| Texto |

---

Ensaio sobre a teoria do risco de Ulrich Beck


                                    

Artigo por Cristiano Weber¹.

A teoria do risco foi desenvolvida pelo sociólogo alemão Ulrich Beck² e publicada paralelamente ao acidente nuclear que ocorreu, em 1986, em Chernobil (coincidência?). É uma obra (ou melhor: um alerta) dirigida à sociedade que vive em constantes riscos e que, por sinal, são produzidos por ela própria. Esta é a sociedade globalizada, pois os riscos descritos por Beck não respeitam limites fronteiriços (território), tampouco culturas (povo) e sistemas econômicos ou políticos (poder). Tais riscos tiveram sua origem na chamada sociedade industrial que passou à sociedade pós-industrial e hoje se tornou a sociedade de risco. Nesta, o conhecimento científico não possui mais controle dos riscos que ajudou a criar e também não tem a certeza sobre os efeitos que suas descobertas podem gerar na saúde humana e no meio ambiente.

Em sua teoria, Beck tem como objetivo geral demonstrar a transição da sociedade industrial (que produzia e distribuía bens) à sociedade de risco (que produz e distribui riscos ecológicos, químicos, nucleares, genéticos, militares, políticos, terroristas e financeiros). Segundo Beck, “a modernidade iluminista deve enfrentar o desafio de cinco processos: a globalização, a individualização, o desemprego, o subemprego, a revolução dos gêneros e os riscos globais da crise ecológica e da turbulência dos mercados financeiros”.

Os riscos a que Beck se refere são os riscos irreversíveis (característica muito típica da sociedade moderna), ligados às decisões humanas e muito diferente dos perigos (que estão presentes em todas as épocas e remontam, mais precisamente, à navegação comercial intercontinental). Todavia, devido ao desenvolvimento tecnológico e ao consumismo voraz que impregnou a sociedade contemporânea (e de risco), o que se julgava previsível e passível de administração na sociedade industrial, tornou-se uma ameaça sem rumo e de difícil gestão pela sociedade de risco. Importante dizer que a clássica sociedade industrial permanece em atividade, porém, em um potencial muito maior de ofensividade, proporcionando uma verdadeira sociedade de risco.

---

| Conteúdo do material |
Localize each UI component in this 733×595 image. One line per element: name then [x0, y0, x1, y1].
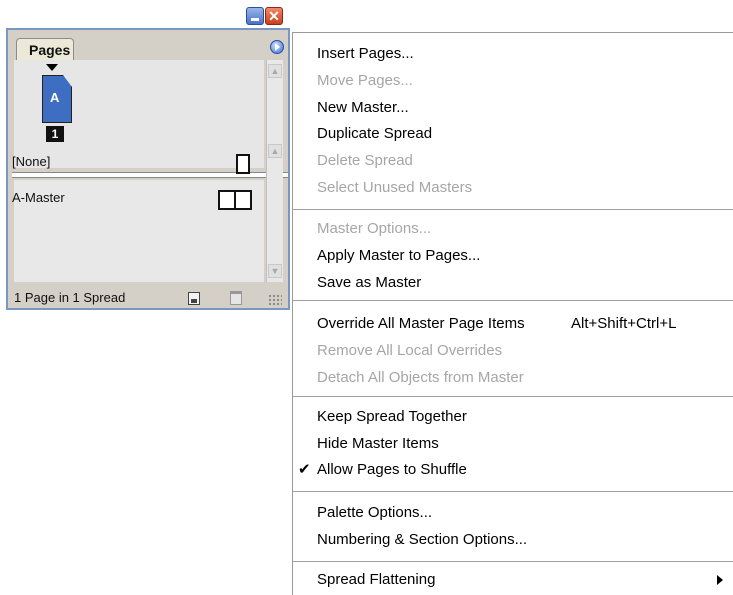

---

| Detalhes do problema |
Com base no ensaio sobre a teoria do risco, responda:
(a) Em que ano e em que lugar ocorreu o acidente nuclear citado?
(b) O que a sociedade industrial produzia e distribuía?
(c) A que remontam os perigos, mais precisamente?

| A resposta |
(a) Em 1986, em Chernobil.
(b) Bens.
(c) À navegação comercial intercontinental.